● SET EXERCISE
All of the material below is to be returned exactly.

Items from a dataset
------
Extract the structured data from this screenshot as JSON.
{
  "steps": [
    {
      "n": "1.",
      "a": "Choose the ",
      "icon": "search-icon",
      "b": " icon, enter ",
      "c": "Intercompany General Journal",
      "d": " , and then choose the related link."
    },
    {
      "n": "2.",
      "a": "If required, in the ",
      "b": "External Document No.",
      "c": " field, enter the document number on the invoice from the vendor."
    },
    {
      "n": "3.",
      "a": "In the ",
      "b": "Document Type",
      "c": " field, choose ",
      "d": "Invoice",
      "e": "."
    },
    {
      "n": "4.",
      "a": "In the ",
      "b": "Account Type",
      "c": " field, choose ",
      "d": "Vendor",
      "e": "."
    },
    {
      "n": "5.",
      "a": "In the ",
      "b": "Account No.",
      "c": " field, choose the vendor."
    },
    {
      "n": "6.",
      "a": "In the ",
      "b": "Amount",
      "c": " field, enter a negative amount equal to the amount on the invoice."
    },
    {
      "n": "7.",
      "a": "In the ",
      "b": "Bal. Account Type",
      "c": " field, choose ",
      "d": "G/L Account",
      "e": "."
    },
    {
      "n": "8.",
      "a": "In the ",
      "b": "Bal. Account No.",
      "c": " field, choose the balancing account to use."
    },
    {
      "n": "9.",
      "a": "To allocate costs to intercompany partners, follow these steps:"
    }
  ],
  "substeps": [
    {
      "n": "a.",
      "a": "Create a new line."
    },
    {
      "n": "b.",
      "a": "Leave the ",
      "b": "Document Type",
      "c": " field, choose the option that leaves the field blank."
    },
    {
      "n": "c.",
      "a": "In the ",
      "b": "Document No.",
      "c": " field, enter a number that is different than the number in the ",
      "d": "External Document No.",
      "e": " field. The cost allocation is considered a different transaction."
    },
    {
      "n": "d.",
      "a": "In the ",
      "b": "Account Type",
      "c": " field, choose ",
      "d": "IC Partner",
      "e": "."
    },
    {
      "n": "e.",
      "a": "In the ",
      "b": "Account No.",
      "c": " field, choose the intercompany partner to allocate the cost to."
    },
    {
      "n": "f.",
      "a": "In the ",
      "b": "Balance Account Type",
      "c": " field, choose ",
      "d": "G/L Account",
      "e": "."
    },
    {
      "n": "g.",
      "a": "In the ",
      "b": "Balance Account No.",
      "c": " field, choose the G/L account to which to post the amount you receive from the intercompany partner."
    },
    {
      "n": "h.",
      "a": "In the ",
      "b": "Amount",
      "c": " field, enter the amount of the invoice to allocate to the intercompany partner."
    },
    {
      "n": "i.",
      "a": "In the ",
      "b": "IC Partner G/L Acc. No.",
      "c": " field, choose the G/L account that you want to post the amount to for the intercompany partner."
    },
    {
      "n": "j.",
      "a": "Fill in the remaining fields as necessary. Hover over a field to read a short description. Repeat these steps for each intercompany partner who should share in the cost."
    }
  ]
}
------
● TASK RESPONSE
Extract the structured data from this screenshot as JSON.
{
  "steps": [
    {
      "n": "1.",
      "a": "Choose the ",
      "icon": "search-icon",
      "b": " icon, enter ",
      "c": "Intercompany General Journal",
      "d": " , and then choose the related link."
    },
    {
      "n": "2.",
      "a": "If required, in the ",
      "b": "External Document No.",
      "c": " field, enter the document number on the invoice from the vendor."
    },
    {
      "n": "3.",
      "a": "In the ",
      "b": "Document Type",
      "c": " field, choose ",
      "d": "Invoice",
      "e": "."
    },
    {
      "n": "4.",
      "a": "In the ",
      "b": "Account Type",
      "c": " field, choose ",
      "d": "Vendor",
      "e": "."
    },
    {
      "n": "5.",
      "a": "In the ",
      "b": "Account No.",
      "c": " field, choose the vendor."
    },
    {
      "n": "6.",
      "a": "In the ",
      "b": "Amount",
      "c": " field, enter a negative amount equal to the amount on the invoice."
    },
    {
      "n": "7.",
      "a": "In the ",
      "b": "Bal. Account Type",
      "c": " field, choose ",
      "d": "G/L Account",
      "e": "."
    },
    {
      "n": "8.",
      "a": "In the ",
      "b": "Bal. Account No.",
      "c": " field, choose the balancing account to use."
    },
    {
      "n": "9.",
      "a": "To allocate costs to intercompany partners, follow these steps:"
    }
  ],
  "substeps": [
    {
      "n": "a.",
      "a": "Create a new line."
    },
    {
      "n": "b.",
      "a": "Leave the ",
      "b": "Document Type",
      "c": " field, choose the option that leaves the field blank."
    },
    {
      "n": "c.",
      "a": "In the ",
      "b": "Document No.",
      "c": " field, enter a number that is different than the number in the ",
      "d": "External Document No.",
      "e": " field. The cost allocation is considered a different transaction."
    },
    {
      "n": "d.",
      "a": "In the ",
      "b": "Account Type",
      "c": " field, choose ",
      "d": "IC Partner",
      "e": "."
    },
    {
      "n": "e.",
      "a": "In the ",
      "b": "Account No.",
      "c": " field, choose the intercompany partner to allocate the cost to."
    },
    {
      "n": "f.",
      "a": "In the ",
      "b": "Balance Account Type",
      "c": " field, choose ",
      "d": "G/L Account",
      "e": "."
    },
    {
      "n": "g.",
      "a": "In the ",
      "b": "Balance Account No.",
      "c": " field, choose the G/L account to which to post the amount you receive from the intercompany partner."
    },
    {
      "n": "h.",
      "a": "In the ",
      "b": "Amount",
      "c": " field, enter the amount of the invoice to allocate to the intercompany partner."
    },
    {
      "n": "i.",
      "a": "In the ",
      "b": "IC Partner G/L Acc. No.",
      "c": " field, choose the G/L account that you want to post the amount to for the intercompany partner."
    },
    {
      "n": "j.",
      "a": "Fill in the remaining fields as necessary. Hover over a field to read a short description. Repeat these steps for each intercompany partner who should share in the cost."
    }
  ]
}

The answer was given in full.